=== Task directions ===
Type every record exactly as it appears.

== Given data

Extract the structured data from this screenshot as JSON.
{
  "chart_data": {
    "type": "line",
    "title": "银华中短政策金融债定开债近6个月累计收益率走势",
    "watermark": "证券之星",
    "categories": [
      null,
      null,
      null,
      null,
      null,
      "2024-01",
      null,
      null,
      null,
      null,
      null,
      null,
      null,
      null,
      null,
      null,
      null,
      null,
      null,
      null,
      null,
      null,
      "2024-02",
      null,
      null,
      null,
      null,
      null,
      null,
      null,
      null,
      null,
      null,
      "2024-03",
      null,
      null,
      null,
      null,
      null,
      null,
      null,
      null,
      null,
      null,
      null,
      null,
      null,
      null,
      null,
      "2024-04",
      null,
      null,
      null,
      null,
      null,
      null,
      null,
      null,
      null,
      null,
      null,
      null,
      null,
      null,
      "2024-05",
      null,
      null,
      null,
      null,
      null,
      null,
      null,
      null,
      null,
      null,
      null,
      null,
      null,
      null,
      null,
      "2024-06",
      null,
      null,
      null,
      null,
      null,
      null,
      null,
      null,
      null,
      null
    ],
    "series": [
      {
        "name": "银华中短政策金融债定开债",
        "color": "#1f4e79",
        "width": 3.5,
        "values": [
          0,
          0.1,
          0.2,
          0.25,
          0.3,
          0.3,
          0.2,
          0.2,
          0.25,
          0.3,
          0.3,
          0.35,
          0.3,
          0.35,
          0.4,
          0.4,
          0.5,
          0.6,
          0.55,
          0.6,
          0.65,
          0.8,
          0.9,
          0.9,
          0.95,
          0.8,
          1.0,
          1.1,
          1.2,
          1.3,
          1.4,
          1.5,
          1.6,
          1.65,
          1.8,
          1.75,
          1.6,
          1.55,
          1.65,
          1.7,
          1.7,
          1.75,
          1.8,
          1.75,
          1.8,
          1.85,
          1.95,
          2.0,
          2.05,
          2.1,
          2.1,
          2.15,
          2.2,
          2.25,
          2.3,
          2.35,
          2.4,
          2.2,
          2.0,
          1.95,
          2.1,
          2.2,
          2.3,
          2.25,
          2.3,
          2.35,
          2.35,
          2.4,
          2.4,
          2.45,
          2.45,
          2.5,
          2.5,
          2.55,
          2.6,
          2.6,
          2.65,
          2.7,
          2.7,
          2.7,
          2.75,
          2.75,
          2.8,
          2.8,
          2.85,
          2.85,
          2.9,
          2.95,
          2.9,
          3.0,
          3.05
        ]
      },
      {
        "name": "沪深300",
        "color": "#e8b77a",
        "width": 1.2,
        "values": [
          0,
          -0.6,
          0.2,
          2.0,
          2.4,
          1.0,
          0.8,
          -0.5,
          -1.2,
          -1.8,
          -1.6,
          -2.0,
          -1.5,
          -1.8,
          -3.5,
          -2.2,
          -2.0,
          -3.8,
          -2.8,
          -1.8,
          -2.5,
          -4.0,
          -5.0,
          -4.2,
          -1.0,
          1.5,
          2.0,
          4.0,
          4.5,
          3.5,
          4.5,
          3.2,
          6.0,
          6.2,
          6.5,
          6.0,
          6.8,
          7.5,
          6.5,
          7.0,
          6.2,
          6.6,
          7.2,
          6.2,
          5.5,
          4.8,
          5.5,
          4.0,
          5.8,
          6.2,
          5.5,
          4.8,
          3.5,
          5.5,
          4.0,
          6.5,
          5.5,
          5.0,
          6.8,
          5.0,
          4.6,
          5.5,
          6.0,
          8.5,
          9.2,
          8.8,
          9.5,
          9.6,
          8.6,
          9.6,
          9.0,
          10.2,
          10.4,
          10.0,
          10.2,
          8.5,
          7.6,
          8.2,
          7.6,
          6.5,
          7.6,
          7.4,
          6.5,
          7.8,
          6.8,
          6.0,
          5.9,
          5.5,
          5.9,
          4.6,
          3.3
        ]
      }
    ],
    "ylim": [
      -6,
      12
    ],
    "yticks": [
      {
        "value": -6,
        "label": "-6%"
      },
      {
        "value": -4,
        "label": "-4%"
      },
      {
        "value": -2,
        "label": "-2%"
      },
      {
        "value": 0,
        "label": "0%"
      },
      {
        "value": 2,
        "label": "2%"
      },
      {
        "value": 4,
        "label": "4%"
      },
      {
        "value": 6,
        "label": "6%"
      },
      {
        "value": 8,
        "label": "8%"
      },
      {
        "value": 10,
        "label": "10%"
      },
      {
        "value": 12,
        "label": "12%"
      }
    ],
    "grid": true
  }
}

====

=== Expected answer ===
Extract the structured data from this screenshot as JSON.
{
  "chart_data": {
    "type": "line",
    "title": "银华中短政策金融债定开债近6个月累计收益率走势",
    "watermark": "证券之星",
    "categories": [
      null,
      null,
      null,
      null,
      null,
      "2024-01",
      null,
      null,
      null,
      null,
      null,
      null,
      null,
      null,
      null,
      null,
      null,
      null,
      null,
      null,
      null,
      null,
      "2024-02",
      null,
      null,
      null,
      null,
      null,
      null,
      null,
      null,
      null,
      null,
      "2024-03",
      null,
      null,
      null,
      null,
      null,
      null,
      null,
      null,
      null,
      null,
      null,
      null,
      null,
      null,
      null,
      "2024-04",
      null,
      null,
      null,
      null,
      null,
      null,
      null,
      null,
      null,
      null,
      null,
      null,
      null,
      null,
      "2024-05",
      null,
      null,
      null,
      null,
      null,
      null,
      null,
      null,
      null,
      null,
      null,
      null,
      null,
      null,
      null,
      "2024-06",
      null,
      null,
      null,
      null,
      null,
      null,
      null,
      null,
      null,
      null
    ],
    "series": [
      {
        "name": "银华中短政策金融债定开债",
        "color": "#1f4e79",
        "width": 3.5,
        "values": [
          0,
          0.1,
          0.2,
          0.25,
          0.3,
          0.3,
          0.2,
          0.2,
          0.25,
          0.3,
          0.3,
          0.35,
          0.3,
          0.35,
          0.4,
          0.4,
          0.5,
          0.6,
          0.55,
          0.6,
          0.65,
          0.8,
          0.9,
          0.9,
          0.95,
          0.8,
          1.0,
          1.1,
          1.2,
          1.3,
          1.4,
          1.5,
          1.6,
          1.65,
          1.8,
          1.75,
          1.6,
          1.55,
          1.65,
          1.7,
          1.7,
          1.75,
          1.8,
          1.75,
          1.8,
          1.85,
          1.95,
          2.0,
          2.05,
          2.1,
          2.1,
          2.15,
          2.2,
          2.25,
          2.3,
          2.35,
          2.4,
          2.2,
          2.0,
          1.95,
          2.1,
          2.2,
          2.3,
          2.25,
          2.3,
          2.35,
          2.35,
          2.4,
          2.4,
          2.45,
          2.45,
          2.5,
          2.5,
          2.55,
          2.6,
          2.6,
          2.65,
          2.7,
          2.7,
          2.7,
          2.75,
          2.75,
          2.8,
          2.8,
          2.85,
          2.85,
          2.9,
          2.95,
          2.9,
          3.0,
          3.05
        ]
      },
      {
        "name": "沪深300",
        "color": "#e8b77a",
        "width": 1.2,
        "values": [
          0,
          -0.6,
          0.2,
          2.0,
          2.4,
          1.0,
          0.8,
          -0.5,
          -1.2,
          -1.8,
          -1.6,
          -2.0,
          -1.5,
          -1.8,
          -3.5,
          -2.2,
          -2.0,
          -3.8,
          -2.8,
          -1.8,
          -2.5,
          -4.0,
          -5.0,
          -4.2,
          -1.0,
          1.5,
          2.0,
          4.0,
          4.5,
          3.5,
          4.5,
          3.2,
          6.0,
          6.2,
          6.5,
          6.0,
          6.8,
          7.5,
          6.5,
          7.0,
          6.2,
          6.6,
          7.2,
          6.2,
          5.5,
          4.8,
          5.5,
          4.0,
          5.8,
          6.2,
          5.5,
          4.8,
          3.5,
          5.5,
          4.0,
          6.5,
          5.5,
          5.0,
          6.8,
          5.0,
          4.6,
          5.5,
          6.0,
          8.5,
          9.2,
          8.8,
          9.5,
          9.6,
          8.6,
          9.6,
          9.0,
          10.2,
          10.4,
          10.0,
          10.2,
          8.5,
          7.6,
          8.2,
          7.6,
          6.5,
          7.6,
          7.4,
          6.5,
          7.8,
          6.8,
          6.0,
          5.9,
          5.5,
          5.9,
          4.6,
          3.3
        ]
      }
    ],
    "ylim": [
      -6,
      12
    ],
    "yticks": [
      {
        "value": -6,
        "label": "-6%"
      },
      {
        "value": -4,
        "label": "-4%"
      },
      {
        "value": -2,
        "label": "-2%"
      },
      {
        "value": 0,
        "label": "0%"
      },
      {
        "value": 2,
        "label": "2%"
      },
      {
        "value": 4,
        "label": "4%"
      },
      {
        "value": 6,
        "label": "6%"
      },
      {
        "value": 8,
        "label": "8%"
      },
      {
        "value": 10,
        "label": "10%"
      },
      {
        "value": 12,
        "label": "12%"
      }
    ],
    "grid": true
  }
}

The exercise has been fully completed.